REQUIREMENT:
Scan the entries below and extract each line with the word "Гагарина" in it.

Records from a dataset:
- - - - -
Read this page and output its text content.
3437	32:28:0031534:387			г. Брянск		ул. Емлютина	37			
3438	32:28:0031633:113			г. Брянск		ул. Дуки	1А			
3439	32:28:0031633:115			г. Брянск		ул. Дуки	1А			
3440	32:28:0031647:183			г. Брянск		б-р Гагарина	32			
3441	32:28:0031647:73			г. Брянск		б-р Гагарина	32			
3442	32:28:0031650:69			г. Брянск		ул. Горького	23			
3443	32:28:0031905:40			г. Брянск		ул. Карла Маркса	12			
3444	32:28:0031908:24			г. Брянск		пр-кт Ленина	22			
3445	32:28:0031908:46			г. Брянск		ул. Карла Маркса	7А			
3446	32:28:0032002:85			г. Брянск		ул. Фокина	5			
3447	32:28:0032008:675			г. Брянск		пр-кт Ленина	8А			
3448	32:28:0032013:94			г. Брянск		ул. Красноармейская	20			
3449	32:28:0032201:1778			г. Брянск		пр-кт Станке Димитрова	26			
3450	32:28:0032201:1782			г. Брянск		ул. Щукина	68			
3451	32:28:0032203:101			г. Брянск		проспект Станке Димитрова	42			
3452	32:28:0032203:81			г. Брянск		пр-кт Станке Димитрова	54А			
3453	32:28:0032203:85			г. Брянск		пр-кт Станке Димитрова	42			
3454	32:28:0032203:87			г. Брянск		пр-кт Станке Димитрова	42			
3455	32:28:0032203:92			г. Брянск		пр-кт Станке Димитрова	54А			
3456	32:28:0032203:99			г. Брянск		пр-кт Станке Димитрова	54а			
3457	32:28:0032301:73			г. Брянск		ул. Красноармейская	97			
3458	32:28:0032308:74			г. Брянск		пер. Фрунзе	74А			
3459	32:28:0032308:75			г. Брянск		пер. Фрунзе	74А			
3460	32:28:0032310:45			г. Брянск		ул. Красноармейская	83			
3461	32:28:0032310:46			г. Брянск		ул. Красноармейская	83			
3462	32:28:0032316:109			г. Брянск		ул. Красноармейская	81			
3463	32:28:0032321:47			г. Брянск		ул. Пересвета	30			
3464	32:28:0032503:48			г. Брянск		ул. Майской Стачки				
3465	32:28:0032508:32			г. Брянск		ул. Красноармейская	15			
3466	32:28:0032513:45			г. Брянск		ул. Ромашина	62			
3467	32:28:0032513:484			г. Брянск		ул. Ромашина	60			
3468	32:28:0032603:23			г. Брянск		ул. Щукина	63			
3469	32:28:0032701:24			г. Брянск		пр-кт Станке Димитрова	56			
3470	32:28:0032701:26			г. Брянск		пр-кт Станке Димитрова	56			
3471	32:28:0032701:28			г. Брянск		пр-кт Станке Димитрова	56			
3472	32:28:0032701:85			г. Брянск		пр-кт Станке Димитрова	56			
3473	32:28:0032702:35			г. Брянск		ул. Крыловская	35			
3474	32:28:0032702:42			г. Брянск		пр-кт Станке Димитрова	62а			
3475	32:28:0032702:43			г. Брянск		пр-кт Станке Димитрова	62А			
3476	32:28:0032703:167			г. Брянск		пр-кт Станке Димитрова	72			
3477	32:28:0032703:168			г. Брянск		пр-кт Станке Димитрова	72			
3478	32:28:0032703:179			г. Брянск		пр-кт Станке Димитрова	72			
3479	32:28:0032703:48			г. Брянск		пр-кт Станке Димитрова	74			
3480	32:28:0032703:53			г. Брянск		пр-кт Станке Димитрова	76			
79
- - - - -
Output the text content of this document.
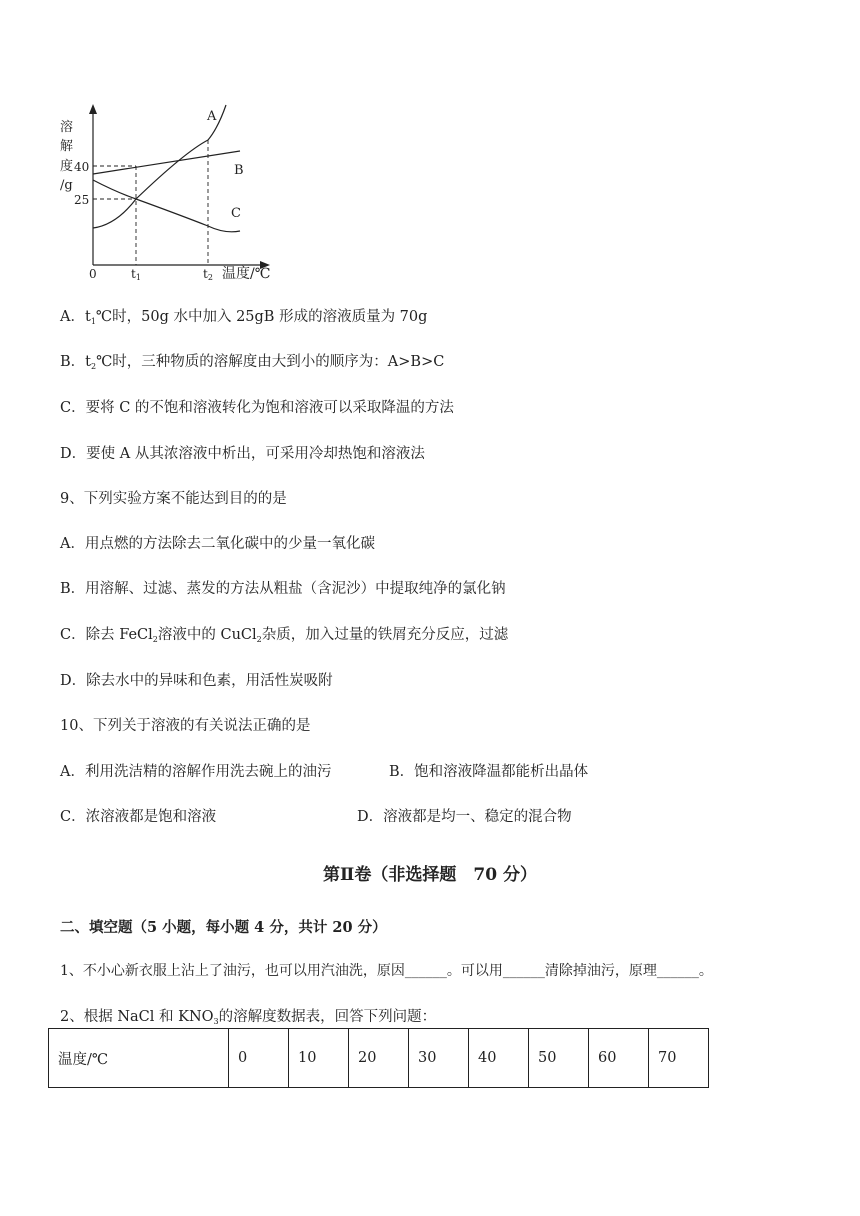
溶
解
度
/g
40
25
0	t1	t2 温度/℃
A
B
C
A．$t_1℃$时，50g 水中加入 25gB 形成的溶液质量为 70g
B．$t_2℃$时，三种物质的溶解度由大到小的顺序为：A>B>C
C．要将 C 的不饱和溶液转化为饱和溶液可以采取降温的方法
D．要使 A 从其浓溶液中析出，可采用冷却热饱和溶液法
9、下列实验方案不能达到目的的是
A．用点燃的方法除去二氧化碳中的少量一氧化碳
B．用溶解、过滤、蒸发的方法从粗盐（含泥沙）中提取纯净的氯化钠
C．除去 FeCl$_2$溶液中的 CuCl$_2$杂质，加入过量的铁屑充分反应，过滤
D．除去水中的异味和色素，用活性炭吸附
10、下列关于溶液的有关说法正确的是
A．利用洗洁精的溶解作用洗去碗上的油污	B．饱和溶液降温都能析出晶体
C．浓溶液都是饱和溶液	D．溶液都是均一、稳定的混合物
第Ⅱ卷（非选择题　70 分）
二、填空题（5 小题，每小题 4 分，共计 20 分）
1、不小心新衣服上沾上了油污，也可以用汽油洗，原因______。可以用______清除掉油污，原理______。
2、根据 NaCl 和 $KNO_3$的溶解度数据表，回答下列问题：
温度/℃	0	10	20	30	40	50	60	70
- - - - -
RIGHT ANSWER:
3440	32:28:0031647:183			г. Брянск		б-р Гагарина	32			
3441	32:28:0031647:73			г. Брянск		б-р Гагарина	32			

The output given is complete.